[Dataset items]
+===+
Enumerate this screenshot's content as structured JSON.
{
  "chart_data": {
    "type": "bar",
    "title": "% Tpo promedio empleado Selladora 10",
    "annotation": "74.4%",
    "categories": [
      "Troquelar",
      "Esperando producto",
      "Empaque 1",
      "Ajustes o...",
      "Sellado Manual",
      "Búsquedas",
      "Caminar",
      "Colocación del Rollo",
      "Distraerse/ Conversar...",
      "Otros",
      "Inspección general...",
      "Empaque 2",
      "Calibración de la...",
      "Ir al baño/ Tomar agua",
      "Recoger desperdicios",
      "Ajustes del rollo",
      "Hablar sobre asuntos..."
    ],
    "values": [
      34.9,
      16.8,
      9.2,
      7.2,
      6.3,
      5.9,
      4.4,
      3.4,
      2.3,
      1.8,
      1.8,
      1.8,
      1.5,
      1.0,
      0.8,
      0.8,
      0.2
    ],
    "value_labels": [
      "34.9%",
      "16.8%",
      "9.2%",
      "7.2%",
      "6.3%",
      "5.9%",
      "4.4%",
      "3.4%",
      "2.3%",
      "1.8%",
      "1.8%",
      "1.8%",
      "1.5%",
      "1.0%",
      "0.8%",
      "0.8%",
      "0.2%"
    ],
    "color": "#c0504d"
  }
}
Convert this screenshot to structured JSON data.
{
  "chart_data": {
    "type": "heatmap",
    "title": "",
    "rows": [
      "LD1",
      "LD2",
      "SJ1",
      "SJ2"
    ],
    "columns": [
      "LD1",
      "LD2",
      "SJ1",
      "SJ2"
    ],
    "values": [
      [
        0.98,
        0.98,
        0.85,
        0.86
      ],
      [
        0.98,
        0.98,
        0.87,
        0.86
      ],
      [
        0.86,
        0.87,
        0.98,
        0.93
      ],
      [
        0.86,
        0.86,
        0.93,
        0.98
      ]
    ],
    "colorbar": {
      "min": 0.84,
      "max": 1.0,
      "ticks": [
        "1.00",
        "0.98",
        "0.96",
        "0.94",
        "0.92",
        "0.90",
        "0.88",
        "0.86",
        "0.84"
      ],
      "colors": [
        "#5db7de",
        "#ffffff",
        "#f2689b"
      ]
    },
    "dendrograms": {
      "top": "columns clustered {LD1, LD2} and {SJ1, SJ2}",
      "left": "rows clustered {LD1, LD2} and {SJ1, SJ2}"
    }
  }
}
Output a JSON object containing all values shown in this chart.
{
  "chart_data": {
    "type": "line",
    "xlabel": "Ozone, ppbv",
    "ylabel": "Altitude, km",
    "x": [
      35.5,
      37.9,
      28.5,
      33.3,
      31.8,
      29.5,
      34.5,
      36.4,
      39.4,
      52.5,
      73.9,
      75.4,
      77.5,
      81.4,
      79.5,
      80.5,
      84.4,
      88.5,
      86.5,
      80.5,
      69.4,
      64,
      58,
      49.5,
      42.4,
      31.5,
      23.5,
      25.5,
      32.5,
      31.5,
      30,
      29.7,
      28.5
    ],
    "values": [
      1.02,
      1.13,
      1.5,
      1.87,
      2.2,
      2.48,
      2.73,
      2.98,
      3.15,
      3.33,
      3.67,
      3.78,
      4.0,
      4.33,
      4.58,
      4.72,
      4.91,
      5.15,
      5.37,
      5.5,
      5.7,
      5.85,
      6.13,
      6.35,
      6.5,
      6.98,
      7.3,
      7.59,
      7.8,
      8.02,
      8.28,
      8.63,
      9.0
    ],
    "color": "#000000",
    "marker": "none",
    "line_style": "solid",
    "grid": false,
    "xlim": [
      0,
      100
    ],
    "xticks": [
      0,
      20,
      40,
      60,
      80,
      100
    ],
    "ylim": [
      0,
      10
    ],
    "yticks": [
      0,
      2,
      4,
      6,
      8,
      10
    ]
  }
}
+===+
### THE REQUEST
Copy out each record exactly as given, omitting none.

### RESPONSE TO THE EXERCISE
Enumerate this screenshot's content as structured JSON.
{
  "chart_data": {
    "type": "bar",
    "title": "% Tpo promedio empleado Selladora 10",
    "annotation": "74.4%",
    "categories": [
      "Troquelar",
      "Esperando producto",
      "Empaque 1",
      "Ajustes o...",
      "Sellado Manual",
      "Búsquedas",
      "Caminar",
      "Colocación del Rollo",
      "Distraerse/ Conversar...",
      "Otros",
      "Inspección general...",
      "Empaque 2",
      "Calibración de la...",
      "Ir al baño/ Tomar agua",
      "Recoger desperdicios",
      "Ajustes del rollo",
      "Hablar sobre asuntos..."
    ],
    "values": [
      34.9,
      16.8,
      9.2,
      7.2,
      6.3,
      5.9,
      4.4,
      3.4,
      2.3,
      1.8,
      1.8,
      1.8,
      1.5,
      1.0,
      0.8,
      0.8,
      0.2
    ],
    "value_labels": [
      "34.9%",
      "16.8%",
      "9.2%",
      "7.2%",
      "6.3%",
      "5.9%",
      "4.4%",
      "3.4%",
      "2.3%",
      "1.8%",
      "1.8%",
      "1.8%",
      "1.5%",
      "1.0%",
      "0.8%",
      "0.8%",
      "0.2%"
    ],
    "color": "#c0504d"
  }
}
Convert this screenshot to structured JSON data.
{
  "chart_data": {
    "type": "heatmap",
    "title": "",
    "rows": [
      "LD1",
      "LD2",
      "SJ1",
      "SJ2"
    ],
    "columns": [
      "LD1",
      "LD2",
      "SJ1",
      "SJ2"
    ],
    "values": [
      [
        0.98,
        0.98,
        0.85,
        0.86
      ],
      [
        0.98,
        0.98,
        0.87,
        0.86
      ],
      [
        0.86,
        0.87,
        0.98,
        0.93
      ],
      [
        0.86,
        0.86,
        0.93,
        0.98
      ]
    ],
    "colorbar": {
      "min": 0.84,
      "max": 1.0,
      "ticks": [
        "1.00",
        "0.98",
        "0.96",
        "0.94",
        "0.92",
        "0.90",
        "0.88",
        "0.86",
        "0.84"
      ],
      "colors": [
        "#5db7de",
        "#ffffff",
        "#f2689b"
      ]
    },
    "dendrograms": {
      "top": "columns clustered {LD1, LD2} and {SJ1, SJ2}",
      "left": "rows clustered {LD1, LD2} and {SJ1, SJ2}"
    }
  }
}
Output a JSON object containing all values shown in this chart.
{
  "chart_data": {
    "type": "line",
    "xlabel": "Ozone, ppbv",
    "ylabel": "Altitude, km",
    "x": [
      35.5,
      37.9,
      28.5,
      33.3,
      31.8,
      29.5,
      34.5,
      36.4,
      39.4,
      52.5,
      73.9,
      75.4,
      77.5,
      81.4,
      79.5,
      80.5,
      84.4,
      88.5,
      86.5,
      80.5,
      69.4,
      64,
      58,
      49.5,
      42.4,
      31.5,
      23.5,
      25.5,
      32.5,
      31.5,
      30,
      29.7,
      28.5
    ],
    "values": [
      1.02,
      1.13,
      1.5,
      1.87,
      2.2,
      2.48,
      2.73,
      2.98,
      3.15,
      3.33,
      3.67,
      3.78,
      4.0,
      4.33,
      4.58,
      4.72,
      4.91,
      5.15,
      5.37,
      5.5,
      5.7,
      5.85,
      6.13,
      6.35,
      6.5,
      6.98,
      7.3,
      7.59,
      7.8,
      8.02,
      8.28,
      8.63,
      9.0
    ],
    "color": "#000000",
    "marker": "none",
    "line_style": "solid",
    "grid": false,
    "xlim": [
      0,
      100
    ],
    "xticks": [
      0,
      20,
      40,
      60,
      80,
      100
    ],
    "ylim": [
      0,
      10
    ],
    "yticks": [
      0,
      2,
      4,
      6,
      8,
      10
    ]
  }
}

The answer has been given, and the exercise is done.